- [Ziel der Übung]
Geben Sie aus dem nachfolgenden Textabschnitt die Passage zwischen „Die Zerschlagung von“ und „transparent gemacht werden.“ wortgetreu wieder, beide Stellen eingeschlossen.

- [Textabschnitt]
= = = = = = =
Die Zerschlagung von Mielkes „Ministerium der Angst“ wurde vor 31 Jahren Wirklichkeit: Wie in vielen Städten der DDR wurden am 4. Dezember 1989 während einer Montagsdemonstration auch in Leipzig die Stasi-Dienststellen besetzt. Damit war eine zentrale Stütze der SED-Diktatur demontiert und ein wichtiger Schritt auf dem Weg hin zu einem demokratischen Rechtsstaat gegangen. Zugleich stoppten die Bürger die seit Wochen laufende Aktenvernichtung und sicherten die vorgefundenen Unterlagen. Die Arbeitsweise eines Geheimdienstes konnte so transparent gemacht werden.
= = = = = = =
- [Bereitgestellte Einträge]
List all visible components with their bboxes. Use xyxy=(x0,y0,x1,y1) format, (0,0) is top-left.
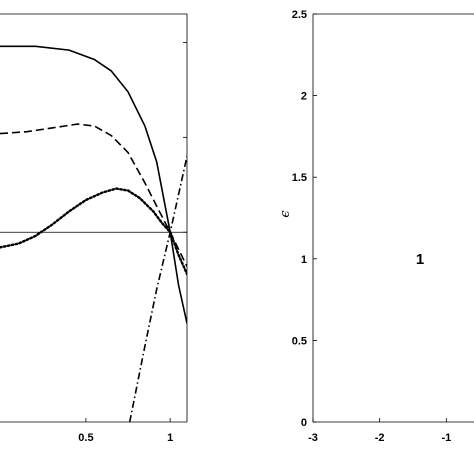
left-series-group xyxy=(0,45,187,422)
right-y-tick-label: 2.5 xyxy=(292,9,307,21)
right-y-tick-label: 1 xyxy=(301,254,307,266)
left-x-tick-label: 0.5 xyxy=(78,432,93,444)
right-y-axis-label: ϵ xyxy=(278,210,293,218)
right-y-tick-label: 2 xyxy=(301,91,307,103)
right-x-tick-label: -1 xyxy=(441,432,451,444)
right-panel: -3 -2 -1 0 0.5 1 1.5 2 2.5 ϵ 1 xyxy=(278,9,474,444)
left-x-tick-label: 1 xyxy=(167,432,173,444)
left-panel: 0.5 1 xyxy=(0,13,188,444)
right-y-tick-label: 1.5 xyxy=(292,172,307,184)
region-label-1: 1 xyxy=(416,251,424,268)
left-ticks: 0.5 1 xyxy=(78,42,187,444)
series-line-dotted xyxy=(0,187,187,276)
right-y-tick-label: 0 xyxy=(301,417,307,429)
series-line-dashdot xyxy=(128,156,187,422)
left-plot-frame xyxy=(0,13,188,422)
right-plot-frame xyxy=(312,13,474,423)
right-y-tick-label: 0.5 xyxy=(292,335,307,347)
right-x-tick-label: -2 xyxy=(375,432,385,444)
series-line-solid xyxy=(0,45,187,324)
series-line-dashed xyxy=(0,123,187,267)
right-x-tick-label: -3 xyxy=(308,432,318,444)
right-ticks: -3 -2 -1 0 0.5 1 1.5 2 2.5 xyxy=(292,9,452,444)
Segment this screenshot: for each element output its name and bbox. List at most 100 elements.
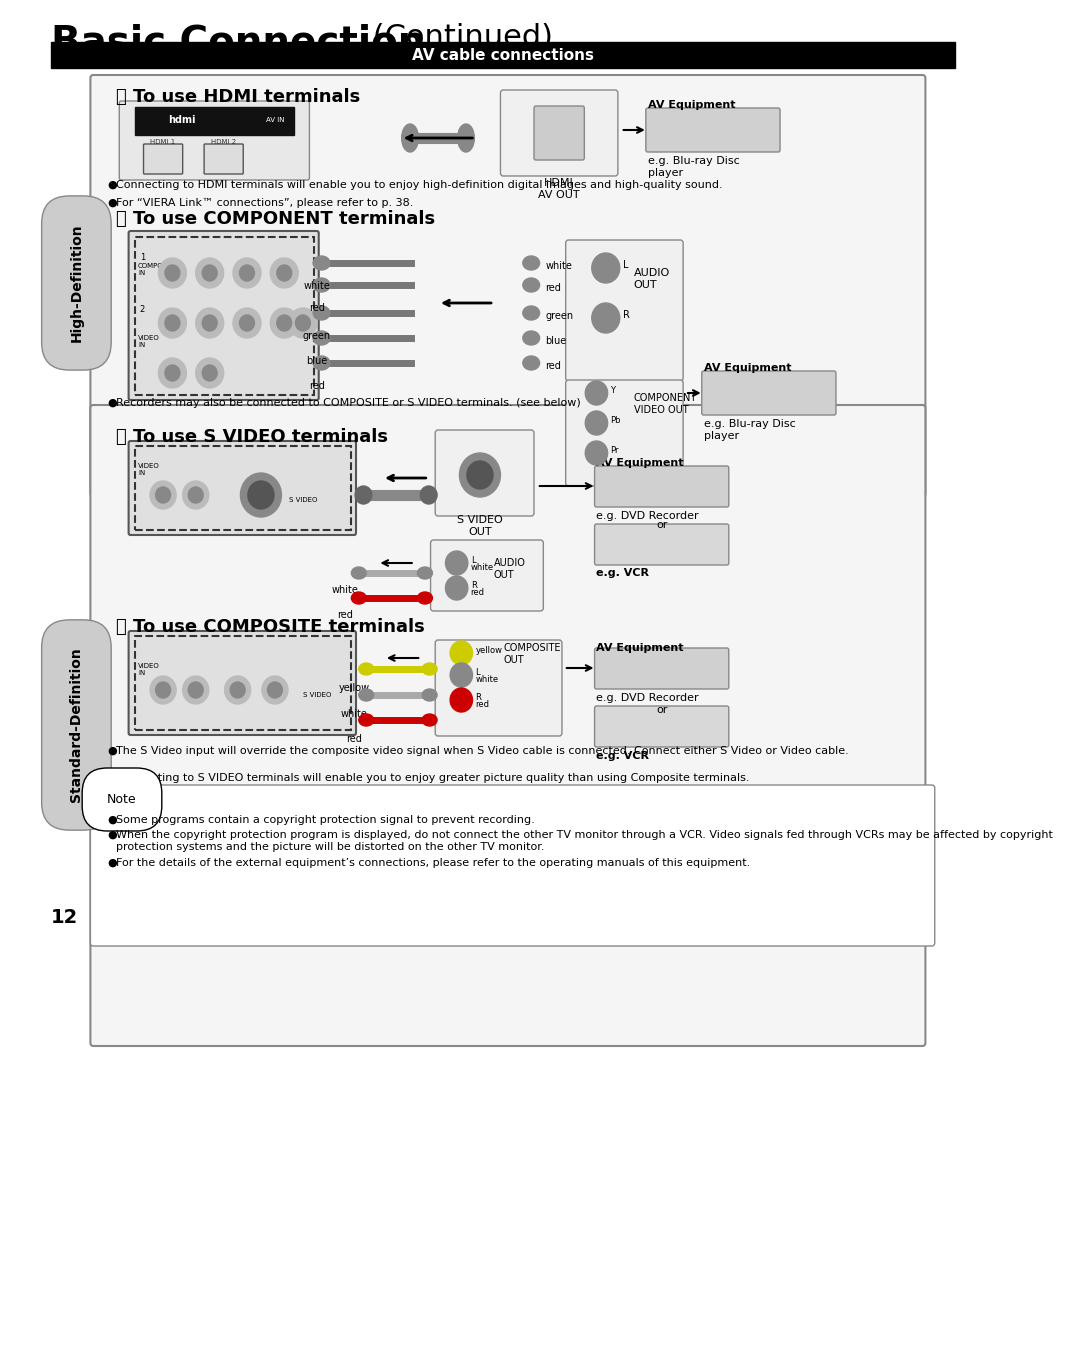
= = = = = = =
- [Erledigte Aufgabe]
Die Zerschlagung von Mielkes „Ministerium der Angst“ wurde vor 31 Jahren Wirklichkeit: Wie in vielen Städten der DDR wurden am 4. Dezember 1989 während einer Montagsdemonstration auch in Leipzig die Stasi-Dienststellen besetzt. Damit war eine zentrale Stütze der SED-Diktatur demontiert und ein wichtiger Schritt auf dem Weg hin zu einem demokratischen Rechtsstaat gegangen. Zugleich stoppten die Bürger die seit Wochen laufende Aktenvernichtung und sicherten die vorgefundenen Unterlagen. Die Arbeitsweise eines Geheimdienstes konnte so transparent gemacht werden.